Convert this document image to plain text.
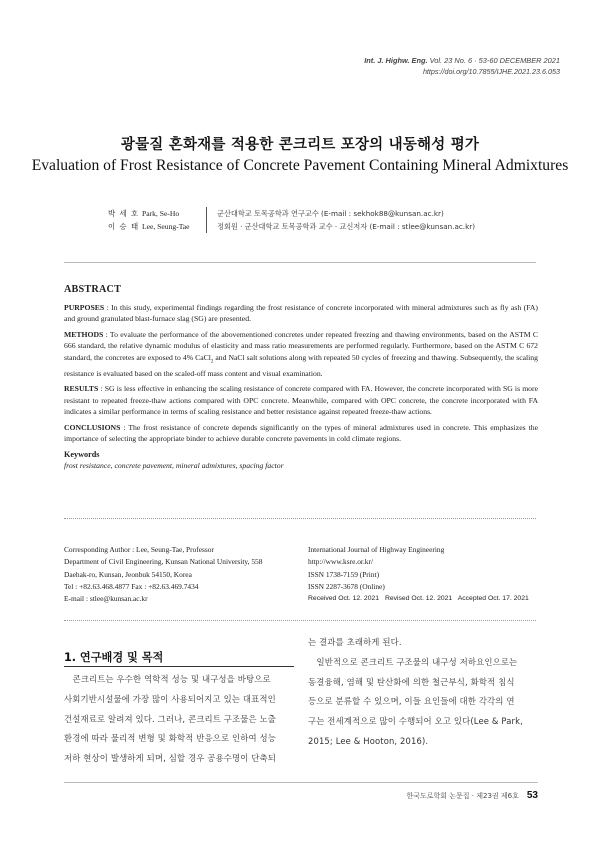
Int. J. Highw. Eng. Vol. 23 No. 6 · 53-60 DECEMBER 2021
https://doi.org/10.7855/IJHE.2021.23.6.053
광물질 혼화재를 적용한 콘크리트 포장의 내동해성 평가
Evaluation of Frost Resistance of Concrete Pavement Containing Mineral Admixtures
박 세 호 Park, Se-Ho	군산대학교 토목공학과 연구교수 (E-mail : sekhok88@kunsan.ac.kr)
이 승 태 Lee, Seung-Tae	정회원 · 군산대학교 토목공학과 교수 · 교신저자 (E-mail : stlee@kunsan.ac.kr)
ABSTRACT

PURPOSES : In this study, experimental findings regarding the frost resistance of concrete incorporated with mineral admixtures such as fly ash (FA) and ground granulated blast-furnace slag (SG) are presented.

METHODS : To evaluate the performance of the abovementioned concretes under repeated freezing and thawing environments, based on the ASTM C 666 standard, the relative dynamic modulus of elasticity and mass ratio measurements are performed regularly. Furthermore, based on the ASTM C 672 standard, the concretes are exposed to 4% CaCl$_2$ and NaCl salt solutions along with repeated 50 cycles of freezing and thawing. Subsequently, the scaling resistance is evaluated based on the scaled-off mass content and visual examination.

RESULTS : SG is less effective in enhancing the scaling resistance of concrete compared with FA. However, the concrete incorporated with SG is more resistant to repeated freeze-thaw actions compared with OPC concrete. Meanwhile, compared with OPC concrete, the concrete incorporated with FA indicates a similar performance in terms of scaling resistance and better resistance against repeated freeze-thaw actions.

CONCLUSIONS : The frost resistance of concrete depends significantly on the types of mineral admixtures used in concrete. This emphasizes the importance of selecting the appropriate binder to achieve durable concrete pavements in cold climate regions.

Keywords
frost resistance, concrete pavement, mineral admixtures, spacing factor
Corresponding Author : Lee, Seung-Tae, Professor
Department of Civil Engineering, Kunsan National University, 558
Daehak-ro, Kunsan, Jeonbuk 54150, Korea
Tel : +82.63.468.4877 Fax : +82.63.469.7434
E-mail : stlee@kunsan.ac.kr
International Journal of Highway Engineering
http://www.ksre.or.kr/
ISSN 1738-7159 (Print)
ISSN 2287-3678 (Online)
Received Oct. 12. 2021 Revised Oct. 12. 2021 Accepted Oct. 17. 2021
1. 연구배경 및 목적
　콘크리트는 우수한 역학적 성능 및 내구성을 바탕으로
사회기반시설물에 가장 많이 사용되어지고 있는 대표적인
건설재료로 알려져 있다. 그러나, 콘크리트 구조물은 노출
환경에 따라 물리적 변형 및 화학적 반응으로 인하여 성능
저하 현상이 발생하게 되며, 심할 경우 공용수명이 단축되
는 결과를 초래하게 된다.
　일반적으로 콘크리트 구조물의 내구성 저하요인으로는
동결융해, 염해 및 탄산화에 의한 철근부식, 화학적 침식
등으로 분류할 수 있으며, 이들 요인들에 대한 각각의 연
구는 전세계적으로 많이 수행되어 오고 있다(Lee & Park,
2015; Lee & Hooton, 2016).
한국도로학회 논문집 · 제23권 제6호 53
==
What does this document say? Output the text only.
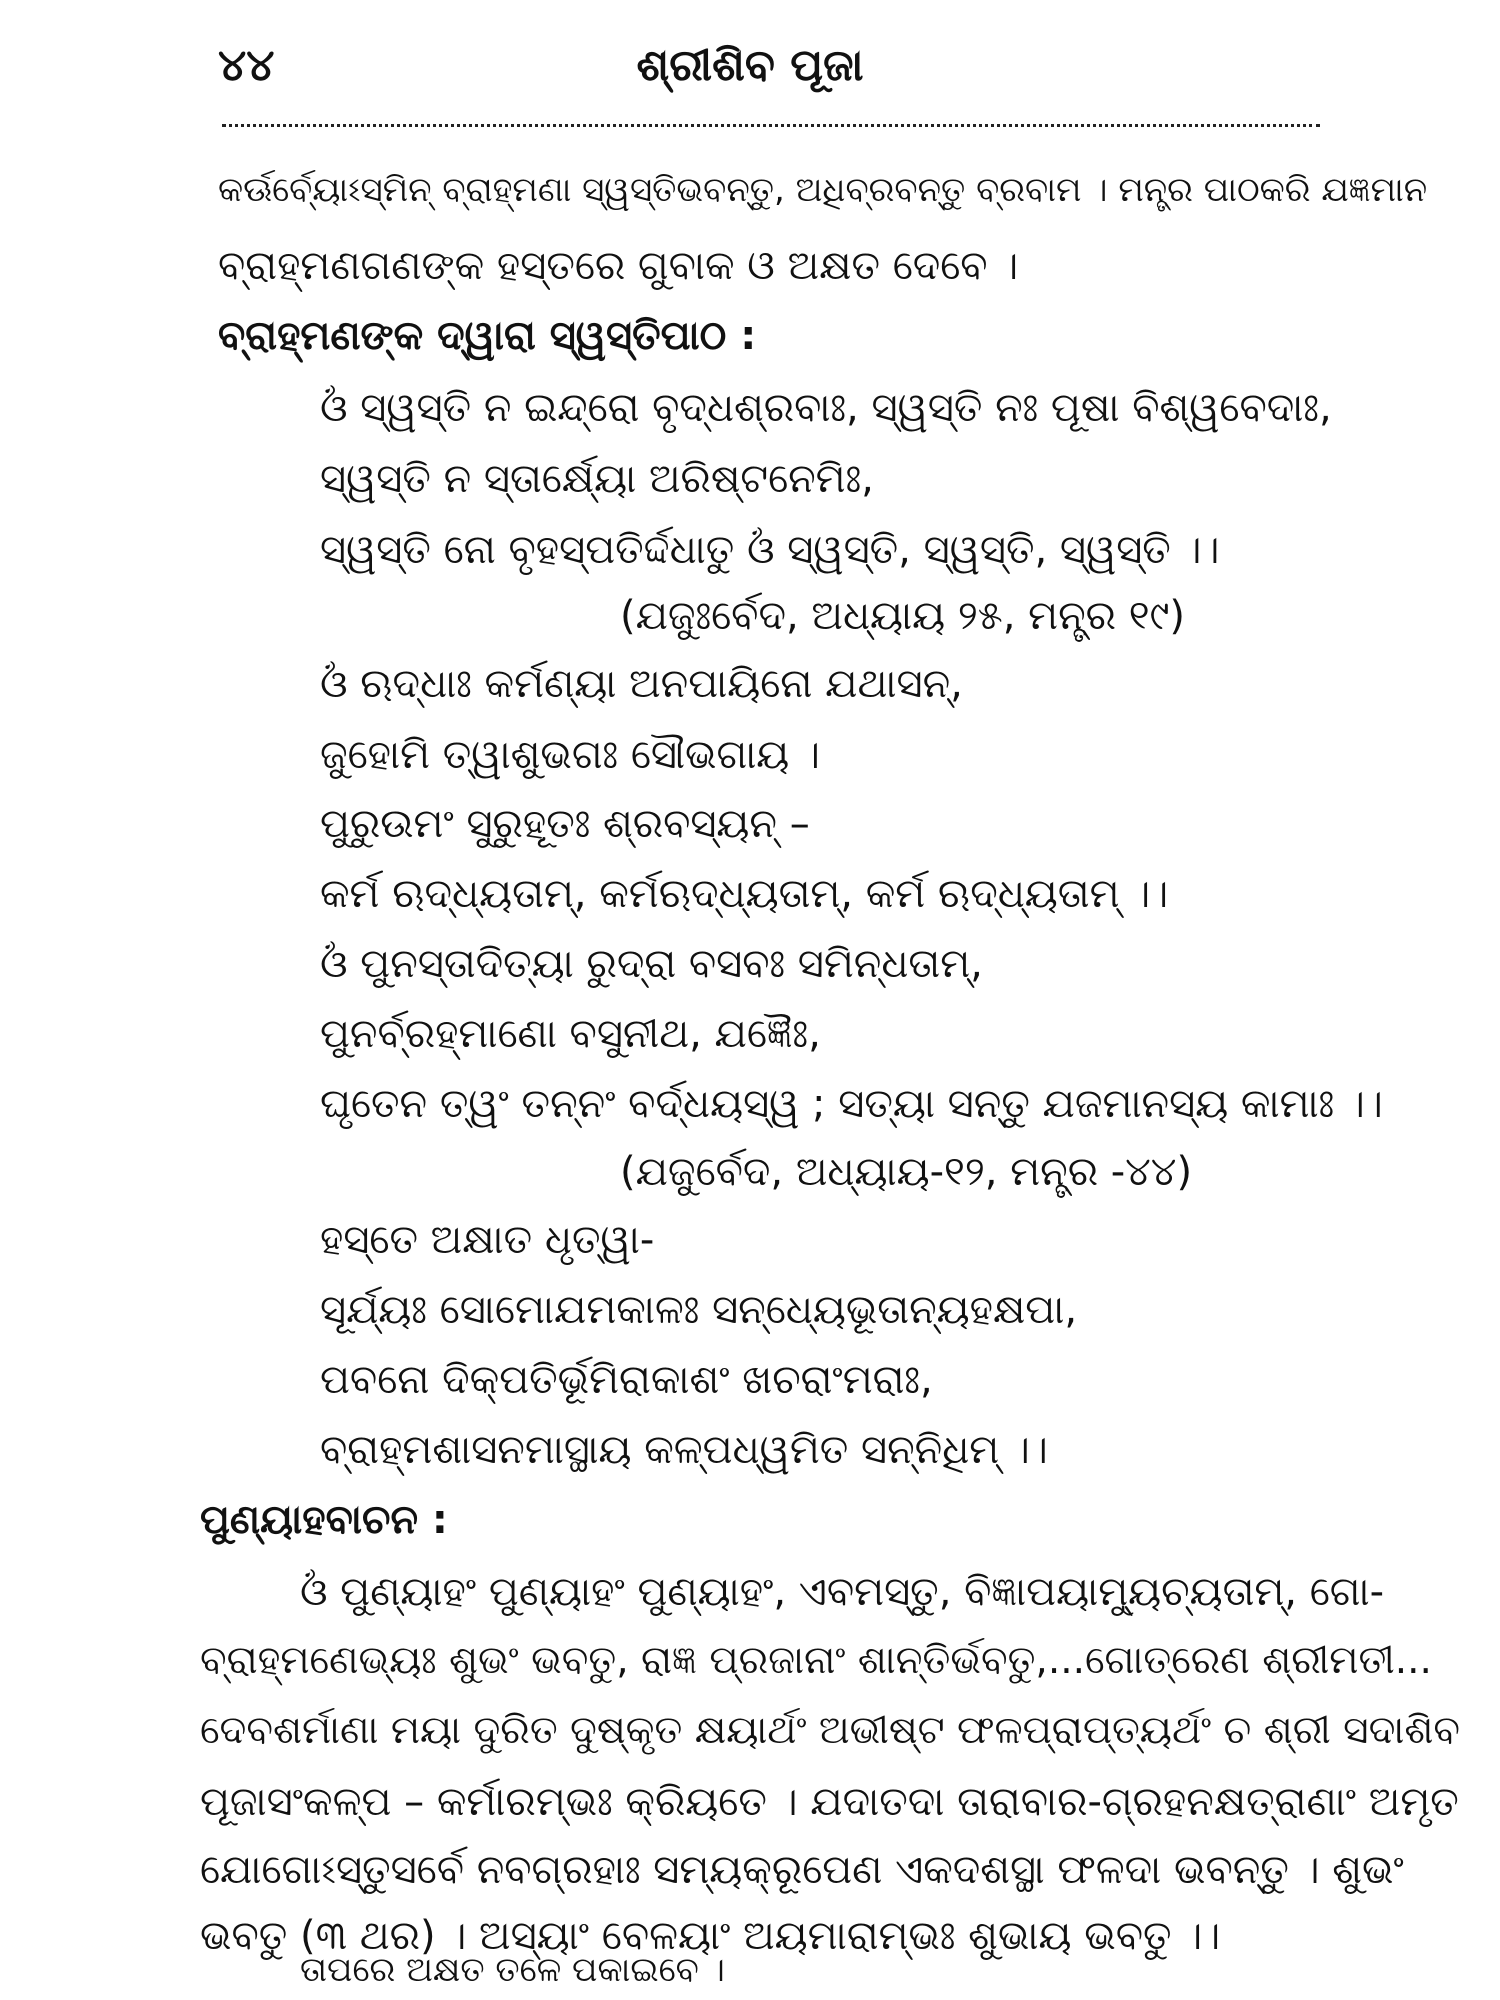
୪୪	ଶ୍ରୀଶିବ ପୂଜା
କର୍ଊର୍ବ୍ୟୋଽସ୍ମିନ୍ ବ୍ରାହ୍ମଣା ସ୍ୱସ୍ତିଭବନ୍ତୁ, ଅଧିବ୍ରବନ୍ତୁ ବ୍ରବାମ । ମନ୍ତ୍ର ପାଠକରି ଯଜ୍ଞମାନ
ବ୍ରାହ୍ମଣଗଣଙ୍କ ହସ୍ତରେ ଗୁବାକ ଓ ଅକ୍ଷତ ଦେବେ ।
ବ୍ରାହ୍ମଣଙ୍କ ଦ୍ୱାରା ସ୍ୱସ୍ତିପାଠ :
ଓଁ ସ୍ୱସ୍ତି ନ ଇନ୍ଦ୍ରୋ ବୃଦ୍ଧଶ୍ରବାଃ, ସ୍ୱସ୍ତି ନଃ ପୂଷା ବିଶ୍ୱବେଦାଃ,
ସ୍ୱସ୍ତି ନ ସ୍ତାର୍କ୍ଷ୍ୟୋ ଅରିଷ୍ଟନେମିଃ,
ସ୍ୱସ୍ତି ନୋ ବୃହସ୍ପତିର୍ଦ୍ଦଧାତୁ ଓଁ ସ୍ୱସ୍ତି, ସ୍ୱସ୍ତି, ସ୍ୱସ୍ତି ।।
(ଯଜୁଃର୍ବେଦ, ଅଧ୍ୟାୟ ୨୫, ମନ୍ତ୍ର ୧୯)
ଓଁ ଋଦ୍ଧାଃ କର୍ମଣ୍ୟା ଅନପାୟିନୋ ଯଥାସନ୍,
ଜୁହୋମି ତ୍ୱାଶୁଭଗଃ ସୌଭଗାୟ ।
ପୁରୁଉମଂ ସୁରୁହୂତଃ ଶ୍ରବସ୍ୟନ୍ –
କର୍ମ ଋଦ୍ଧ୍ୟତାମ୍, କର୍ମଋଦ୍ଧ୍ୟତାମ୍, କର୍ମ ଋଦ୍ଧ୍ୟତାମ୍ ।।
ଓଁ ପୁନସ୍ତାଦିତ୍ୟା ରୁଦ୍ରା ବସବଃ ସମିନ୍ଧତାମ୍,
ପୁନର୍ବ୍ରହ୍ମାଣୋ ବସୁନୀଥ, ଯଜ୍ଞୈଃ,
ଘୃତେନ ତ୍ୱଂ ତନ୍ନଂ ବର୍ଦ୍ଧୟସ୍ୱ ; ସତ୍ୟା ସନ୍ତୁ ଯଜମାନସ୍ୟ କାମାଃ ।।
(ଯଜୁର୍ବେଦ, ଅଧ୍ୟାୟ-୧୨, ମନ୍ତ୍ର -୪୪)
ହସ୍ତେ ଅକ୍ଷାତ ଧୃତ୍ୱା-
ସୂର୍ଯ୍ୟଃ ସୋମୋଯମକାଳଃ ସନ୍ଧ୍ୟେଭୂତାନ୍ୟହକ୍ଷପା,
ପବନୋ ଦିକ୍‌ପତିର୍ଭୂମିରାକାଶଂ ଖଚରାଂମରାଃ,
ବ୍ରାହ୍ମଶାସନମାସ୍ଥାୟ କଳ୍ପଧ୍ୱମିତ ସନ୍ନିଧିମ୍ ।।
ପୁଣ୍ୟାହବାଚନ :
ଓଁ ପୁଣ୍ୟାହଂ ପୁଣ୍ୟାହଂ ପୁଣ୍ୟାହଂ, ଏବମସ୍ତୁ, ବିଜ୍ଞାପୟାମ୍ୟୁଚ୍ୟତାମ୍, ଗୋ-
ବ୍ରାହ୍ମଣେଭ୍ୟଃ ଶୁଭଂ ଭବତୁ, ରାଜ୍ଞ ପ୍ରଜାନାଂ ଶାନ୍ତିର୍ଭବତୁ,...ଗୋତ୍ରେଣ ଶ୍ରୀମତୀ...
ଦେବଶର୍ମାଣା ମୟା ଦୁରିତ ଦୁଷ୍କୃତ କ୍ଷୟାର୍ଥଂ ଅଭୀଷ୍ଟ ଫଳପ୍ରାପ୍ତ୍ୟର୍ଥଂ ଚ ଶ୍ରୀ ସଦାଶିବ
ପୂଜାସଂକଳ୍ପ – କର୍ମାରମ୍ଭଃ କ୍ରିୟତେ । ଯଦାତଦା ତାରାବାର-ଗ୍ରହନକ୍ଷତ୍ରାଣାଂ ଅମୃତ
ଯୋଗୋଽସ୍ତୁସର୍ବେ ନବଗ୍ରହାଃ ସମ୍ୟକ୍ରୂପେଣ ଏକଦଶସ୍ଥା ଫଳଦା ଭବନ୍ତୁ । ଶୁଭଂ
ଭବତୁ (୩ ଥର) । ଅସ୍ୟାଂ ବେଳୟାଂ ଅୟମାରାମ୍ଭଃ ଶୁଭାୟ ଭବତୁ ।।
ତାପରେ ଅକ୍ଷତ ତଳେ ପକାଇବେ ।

Aim: Of the lines above, how many contain the word "text"? Provide the number and nothing else.

Answer to this exercise: 2